=== AIM ===
Quote every line below exactly and skip any picture.

=== MATERIAL PROVIDED ===
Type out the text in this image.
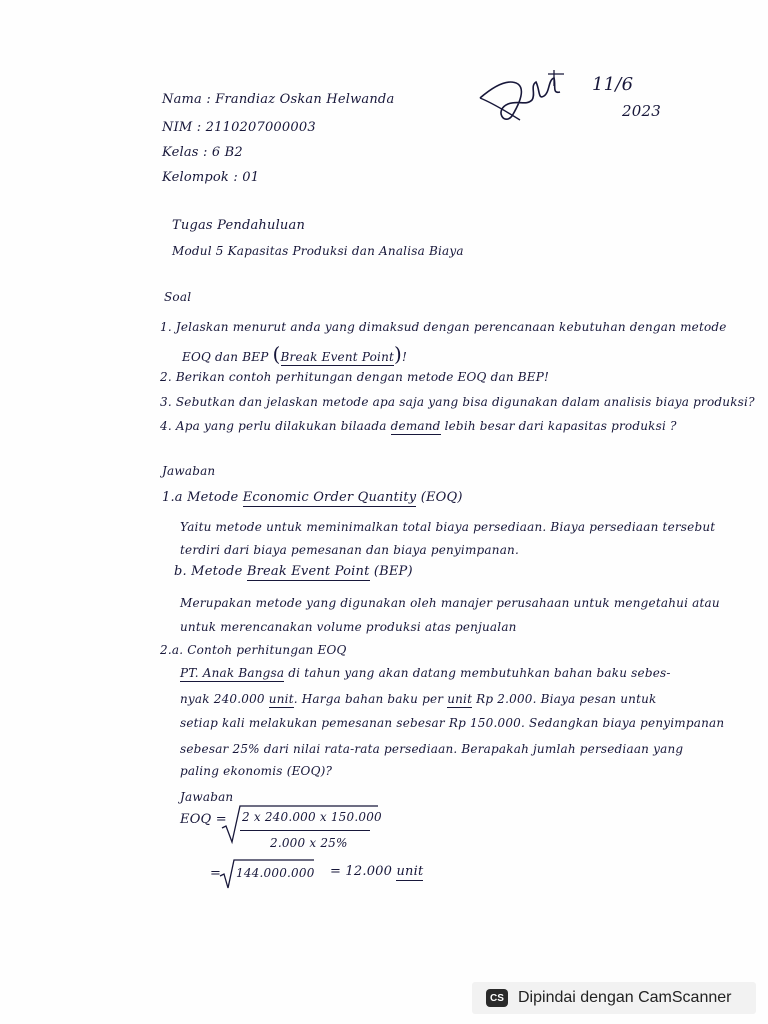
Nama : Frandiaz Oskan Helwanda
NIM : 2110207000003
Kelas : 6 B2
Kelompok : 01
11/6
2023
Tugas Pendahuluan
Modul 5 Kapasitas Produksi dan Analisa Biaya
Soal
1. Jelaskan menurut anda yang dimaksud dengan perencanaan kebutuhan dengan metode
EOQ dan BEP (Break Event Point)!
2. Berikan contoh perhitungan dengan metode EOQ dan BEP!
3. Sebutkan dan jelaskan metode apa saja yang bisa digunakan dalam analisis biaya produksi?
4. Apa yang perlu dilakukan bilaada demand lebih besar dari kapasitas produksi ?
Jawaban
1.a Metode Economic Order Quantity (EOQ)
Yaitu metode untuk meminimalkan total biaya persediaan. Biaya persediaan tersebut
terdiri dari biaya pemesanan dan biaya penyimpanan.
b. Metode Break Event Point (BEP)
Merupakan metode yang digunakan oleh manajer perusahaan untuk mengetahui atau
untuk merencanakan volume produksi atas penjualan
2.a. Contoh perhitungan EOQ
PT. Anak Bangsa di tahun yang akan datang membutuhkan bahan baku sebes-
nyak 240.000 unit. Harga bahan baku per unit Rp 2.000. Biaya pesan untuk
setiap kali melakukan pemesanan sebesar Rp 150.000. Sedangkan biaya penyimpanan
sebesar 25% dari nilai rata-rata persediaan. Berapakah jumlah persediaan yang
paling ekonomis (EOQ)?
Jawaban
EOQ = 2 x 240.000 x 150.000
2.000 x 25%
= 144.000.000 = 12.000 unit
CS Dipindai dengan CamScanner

=== PROBLEM SOLUTION ===
Type out the text in this image.
Nama : Frandiaz Oskan Helwanda
NIM : 2110207000003
Kelas : 6 B2
Kelompok : 01
11/6
2023
Tugas Pendahuluan
Modul 5 Kapasitas Produksi dan Analisa Biaya
Soal
1. Jelaskan menurut anda yang dimaksud dengan perencanaan kebutuhan dengan metode
EOQ dan BEP (Break Event Point)!
2. Berikan contoh perhitungan dengan metode EOQ dan BEP!
3. Sebutkan dan jelaskan metode apa saja yang bisa digunakan dalam analisis biaya produksi?
4. Apa yang perlu dilakukan bilaada demand lebih besar dari kapasitas produksi ?
Jawaban
1.a Metode Economic Order Quantity (EOQ)
Yaitu metode untuk meminimalkan total biaya persediaan. Biaya persediaan tersebut
terdiri dari biaya pemesanan dan biaya penyimpanan.
b. Metode Break Event Point (BEP)
Merupakan metode yang digunakan oleh manajer perusahaan untuk mengetahui atau
untuk merencanakan volume produksi atas penjualan
2.a. Contoh perhitungan EOQ
PT. Anak Bangsa di tahun yang akan datang membutuhkan bahan baku sebes-
nyak 240.000 unit. Harga bahan baku per unit Rp 2.000. Biaya pesan untuk
setiap kali melakukan pemesanan sebesar Rp 150.000. Sedangkan biaya penyimpanan
sebesar 25% dari nilai rata-rata persediaan. Berapakah jumlah persediaan yang
paling ekonomis (EOQ)?
Jawaban
EOQ = 2 x 240.000 x 150.000
2.000 x 25%
= 144.000.000 = 12.000 unit
CS Dipindai dengan CamScanner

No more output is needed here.